Material supplied.
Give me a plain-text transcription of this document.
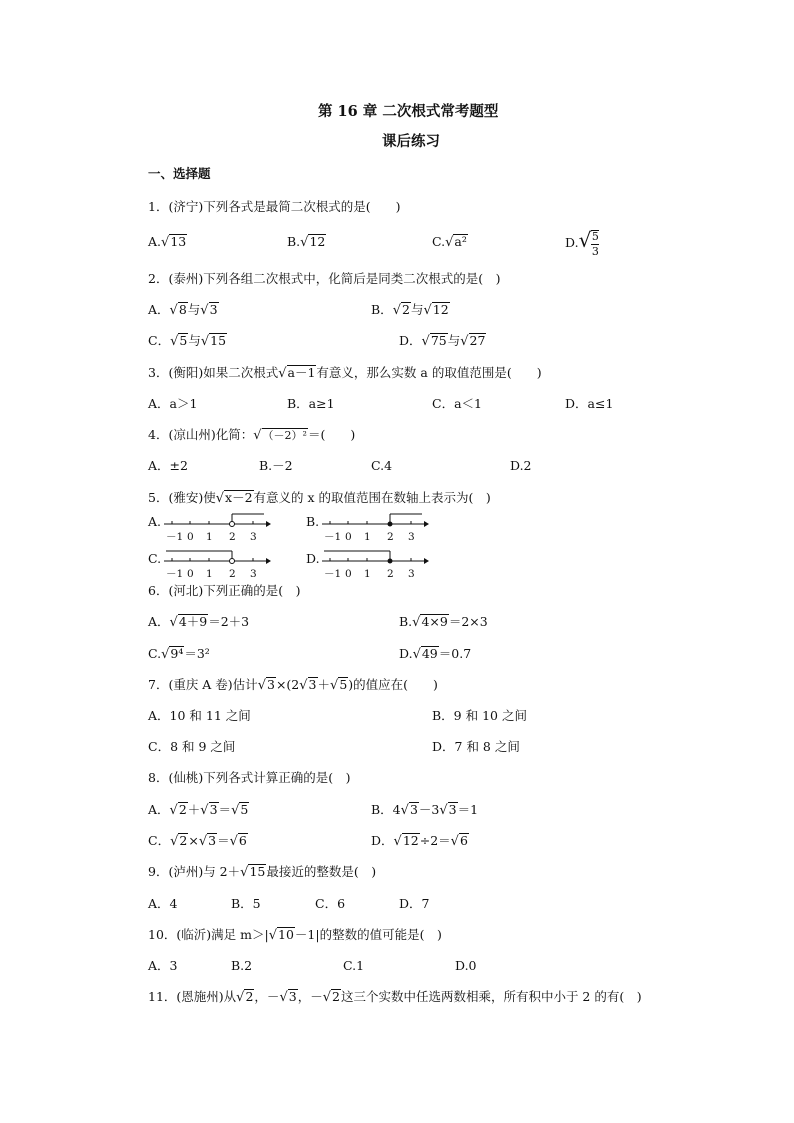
第 16 章 二次根式常考题型
课后练习
一、选择题
1．(济宁)下列各式是最简二次根式的是(　　)
A.√13	B.√12	C.√a²	$D.√ \frac{5}{3}$
2．(泰州)下列各组二次根式中，化简后是同类二次根式的是(　)
A．√8与√3	B．√2与√12
C．√5与√15	D．√75与√27
3．(衡阳)如果二次根式√a－1有意义，那么实数 a 的取值范围是(　　)
A．a＞1	B．a≥1	C．a＜1	D．a≤1
4．(凉山州)化简：√（－2）²＝(　　)
A．±2	B.－2	C.4	D.2
5．(雅安)使√x－2有意义的 x 的取值范围在数轴上表示为(　)
A.
－1 0 1 2 3
B.
－1 0 1 2 3
C.
－1 0 1 2 3
D.
－1 0 1 2 3
6．(河北)下列正确的是(　)
A．√4＋9＝2＋3	B.√4×9＝2×3
C.√9⁴＝3²	D.√49＝0.7
7．(重庆 A 卷)估计√3×(2√3＋√5)的值应在(　　)
A．10 和 11 之间	B．9 和 10 之间
C．8 和 9 之间	D．7 和 8 之间
8．(仙桃)下列各式计算正确的是(　)
A．√2＋√3＝√5	B．4√3－3√3＝1
C．√2×√3＝√6	D．√12÷2＝√6
9．(泸州)与 2＋√15最接近的整数是(　)
A．4	B．5	C．6	D．7
10．(临沂)满足 m＞|√10－1|的整数的值可能是(　)
A．3	B.2	C.1	D.0
11．(恩施州)从√2，－√3，－√2这三个实数中任选两数相乘，所有积中小于 2 的有(　)
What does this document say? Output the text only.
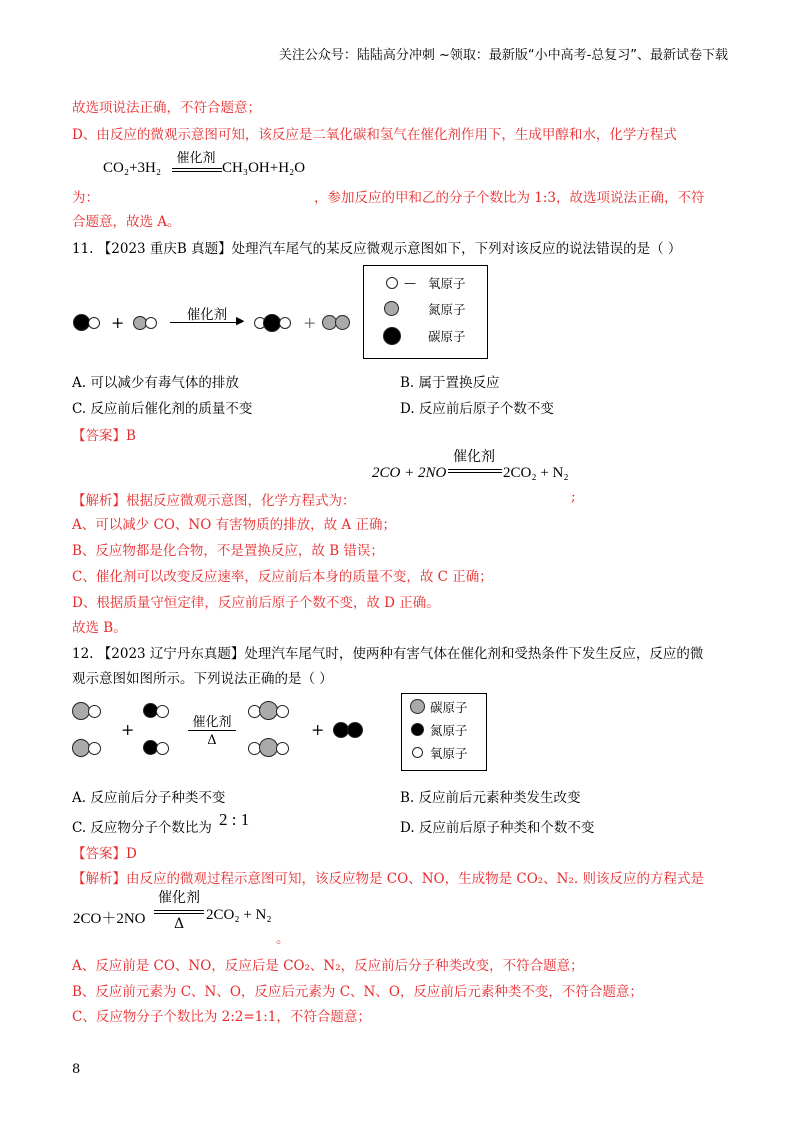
关注公众号：陆陆高分冲刺 ~领取：最新版“小中高考-总复习”、最新试卷下载
故选项说法正确，不符合题意；
D、由反应的微观示意图可知，该反应是二氧化碳和氢气在催化剂作用下，生成甲醇和水，化学方程式
CO₂+3H₂
催化剂
CH₃OH+H₂O
为：	，参加反应的甲和乙的分子个数比为 1:3，故选项说法正确，不符
合题意，故选 A。
11. 【2023 重庆B 真题】处理汽车尾气的某反应微观示意图如下，下列对该反应的说法错误的是（ ）
+	催化剂 ▶	+
— 氧原子
氮原子
碳原子
A. 可以减少有毒气体的排放	B. 属于置换反应
C. 反应前后催化剂的质量不变	D. 反应前后原子个数不变
【答案】B
2CO + 2NO
催化剂
2CO₂ + N₂
【解析】根据反应微观示意图，化学方程式为：	;
A、可以减少 CO、NO 有害物质的排放，故 A 正确；
B、反应物都是化合物，不是置换反应，故 B 错误；
C、催化剂可以改变反应速率，反应前后本身的质量不变，故 C 正确；
D、根据质量守恒定律，反应前后原子个数不变，故 D 正确。
故选 B。
12. 【2023 辽宁丹东真题】处理汽车尾气时，使两种有害气体在催化剂和受热条件下发生反应，反应的微
观示意图如图所示。下列说法正确的是（ ）
+	催化剂
Δ
+
碳原子
氮原子
氧原子
A. 反应前后分子种类不变	B. 反应前后元素种类发生改变
C. 反应物分子个数比为 2 : 1	D. 反应前后原子种类和个数不变
【答案】D
【解析】由反应的微观过程示意图可知，该反应物是 CO、NO，生成物是 CO₂、N₂. 则该反应的方程式是
2CO＋2NO
催化剂
Δ
2CO₂ + N₂
。
A、反应前是 CO、NO，反应后是 CO₂、N₂，反应前后分子种类改变，不符合题意；
B、反应前元素为 C、N、O，反应后元素为 C、N、O，反应前后元素种类不变，不符合题意；
C、反应物分子个数比为 2:2=1:1，不符合题意；
8
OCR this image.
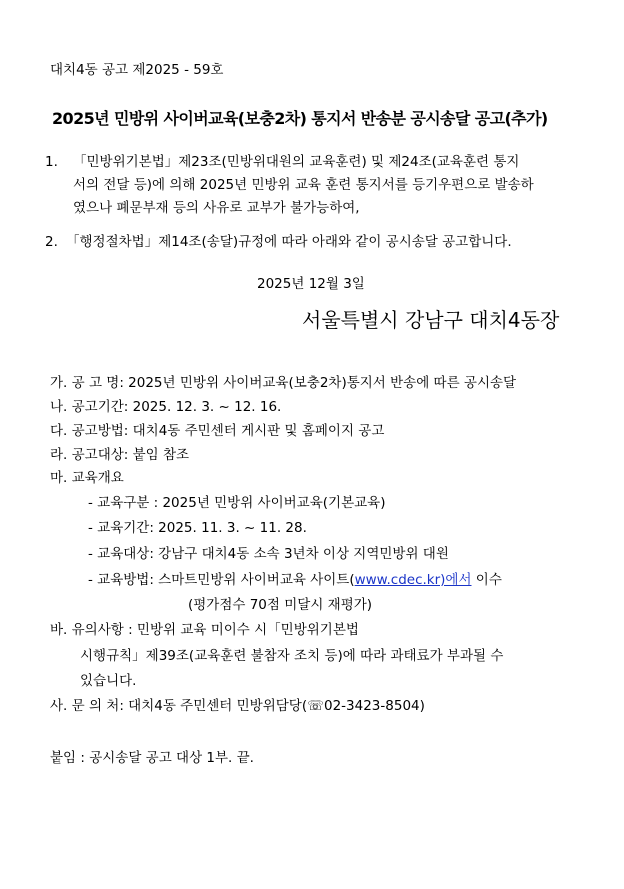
대치4동 공고 제2025 - 59호
2025년 민방위 사이버교육(보충2차) 통지서 반송분 공시송달 공고(추가)
1. 「민방위기본법」제23조(민방위대원의 교육훈련) 및 제24조(교육훈련 통지
서의 전달 등)에 의해 2025년 민방위 교육 훈련 통지서를 등기우편으로 발송하
였으나 폐문부재 등의 사유로 교부가 불가능하여,
2. 「행정절차법」제14조(송달)규정에 따라 아래와 같이 공시송달 공고합니다.
2025년 12월 3일
서울특별시 강남구 대치4동장
가. 공 고 명: 2025년 민방위 사이버교육(보충2차)통지서 반송에 따른 공시송달
나. 공고기간: 2025. 12. 3. ~ 12. 16.
다. 공고방법: 대치4동 주민센터 게시판 및 홈페이지 공고
라. 공고대상: 붙임 참조
마. 교육개요
- 교육구분 : 2025년 민방위 사이버교육(기본교육)
- 교육기간: 2025. 11. 3. ~ 11. 28.
- 교육대상: 강남구 대치4동 소속 3년차 이상 지역민방위 대원
- 교육방법: 스마트민방위 사이버교육 사이트(www.cdec.kr)에서 이수
(평가점수 70점 미달시 재평가)
바. 유의사항 : 민방위 교육 미이수 시「민방위기본법
시행규칙」제39조(교육훈련 불참자 조치 등)에 따라 과태료가 부과될 수
있습니다.
사. 문 의 처: 대치4동 주민센터 민방위담당(☏02-3423-8504)
붙임 : 공시송달 공고 대상 1부. 끝.
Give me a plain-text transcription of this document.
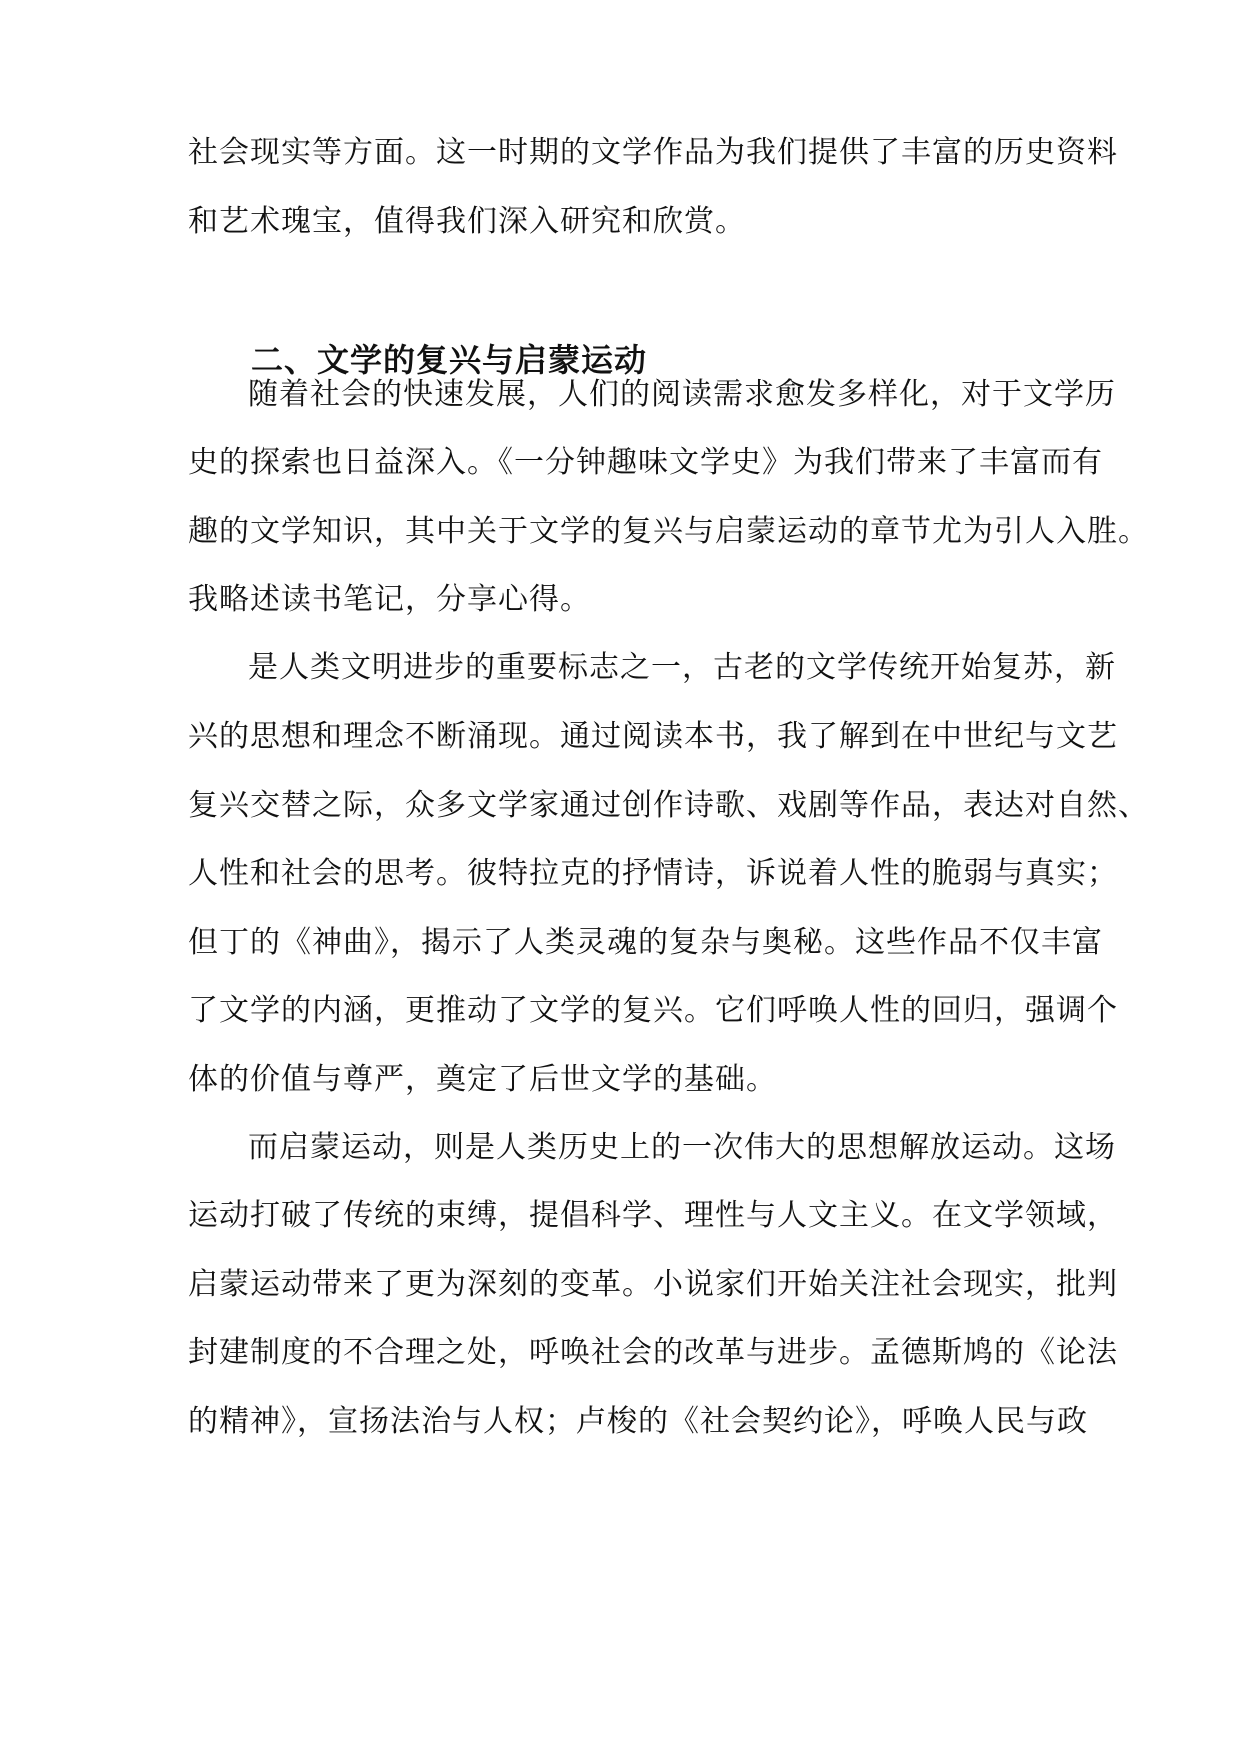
社会现实等方面。这一时期的文学作品为我们提供了丰富的历史资料

和艺术瑰宝，值得我们深入研究和欣赏。

二、文学的复兴与启蒙运动

随着社会的快速发展，人们的阅读需求愈发多样化，对于文学历

史的探索也日益深入。《一分钟趣味文学史》为我们带来了丰富而有

趣的文学知识，其中关于文学的复兴与启蒙运动的章节尤为引人入胜。

我略述读书笔记，分享心得。

是人类文明进步的重要标志之一，古老的文学传统开始复苏，新

兴的思想和理念不断涌现。通过阅读本书，我了解到在中世纪与文艺

复兴交替之际，众多文学家通过创作诗歌、戏剧等作品，表达对自然、

人性和社会的思考。彼特拉克的抒情诗，诉说着人性的脆弱与真实；

但丁的《神曲》，揭示了人类灵魂的复杂与奥秘。这些作品不仅丰富

了文学的内涵，更推动了文学的复兴。它们呼唤人性的回归，强调个

体的价值与尊严，奠定了后世文学的基础。

而启蒙运动，则是人类历史上的一次伟大的思想解放运动。这场

运动打破了传统的束缚，提倡科学、理性与人文主义。在文学领域，

启蒙运动带来了更为深刻的变革。小说家们开始关注社会现实，批判

封建制度的不合理之处，呼唤社会的改革与进步。孟德斯鸠的《论法

的精神》，宣扬法治与人权；卢梭的《社会契约论》，呼唤人民与政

Work required.
Collect from the data above every line that includes "주민센터".

Exercise answer.
다. 공고방법: 대치4동 주민센터 게시판 및 홈페이지 공고
사. 문 의 처: 대치4동 주민센터 민방위담당(☏02-3423-8504)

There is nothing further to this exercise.